SET PROBLEM
Determine the number of lines that contain the word "this", then state that number and nothing more.

Extracted data entries
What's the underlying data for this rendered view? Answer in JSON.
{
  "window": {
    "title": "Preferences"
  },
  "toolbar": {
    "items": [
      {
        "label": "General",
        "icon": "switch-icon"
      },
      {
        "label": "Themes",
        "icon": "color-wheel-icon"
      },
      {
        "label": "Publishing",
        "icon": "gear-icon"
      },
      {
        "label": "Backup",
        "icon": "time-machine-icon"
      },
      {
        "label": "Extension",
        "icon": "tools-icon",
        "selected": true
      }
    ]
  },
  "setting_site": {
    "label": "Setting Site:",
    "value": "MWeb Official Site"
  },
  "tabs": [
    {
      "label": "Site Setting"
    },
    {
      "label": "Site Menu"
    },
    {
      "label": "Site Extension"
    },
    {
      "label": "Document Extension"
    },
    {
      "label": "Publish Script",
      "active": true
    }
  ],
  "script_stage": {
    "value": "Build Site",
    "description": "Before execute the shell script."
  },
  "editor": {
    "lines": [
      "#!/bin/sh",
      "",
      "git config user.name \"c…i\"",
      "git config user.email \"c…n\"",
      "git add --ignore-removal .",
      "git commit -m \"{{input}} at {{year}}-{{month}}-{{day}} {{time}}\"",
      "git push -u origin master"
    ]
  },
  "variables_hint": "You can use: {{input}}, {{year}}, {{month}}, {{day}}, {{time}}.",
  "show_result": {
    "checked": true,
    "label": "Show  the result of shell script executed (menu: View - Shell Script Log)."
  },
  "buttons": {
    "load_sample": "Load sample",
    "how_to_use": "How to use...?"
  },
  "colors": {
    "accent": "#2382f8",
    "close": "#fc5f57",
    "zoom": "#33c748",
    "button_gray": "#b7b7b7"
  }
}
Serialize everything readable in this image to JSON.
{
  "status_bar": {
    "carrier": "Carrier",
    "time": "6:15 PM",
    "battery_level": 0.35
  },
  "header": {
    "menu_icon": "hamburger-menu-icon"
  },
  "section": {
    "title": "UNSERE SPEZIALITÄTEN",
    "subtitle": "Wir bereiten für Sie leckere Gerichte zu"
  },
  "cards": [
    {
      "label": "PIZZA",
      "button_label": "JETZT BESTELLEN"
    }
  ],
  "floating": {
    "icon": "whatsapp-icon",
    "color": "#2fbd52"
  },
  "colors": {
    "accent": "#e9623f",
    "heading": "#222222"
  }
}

THE REPLY
2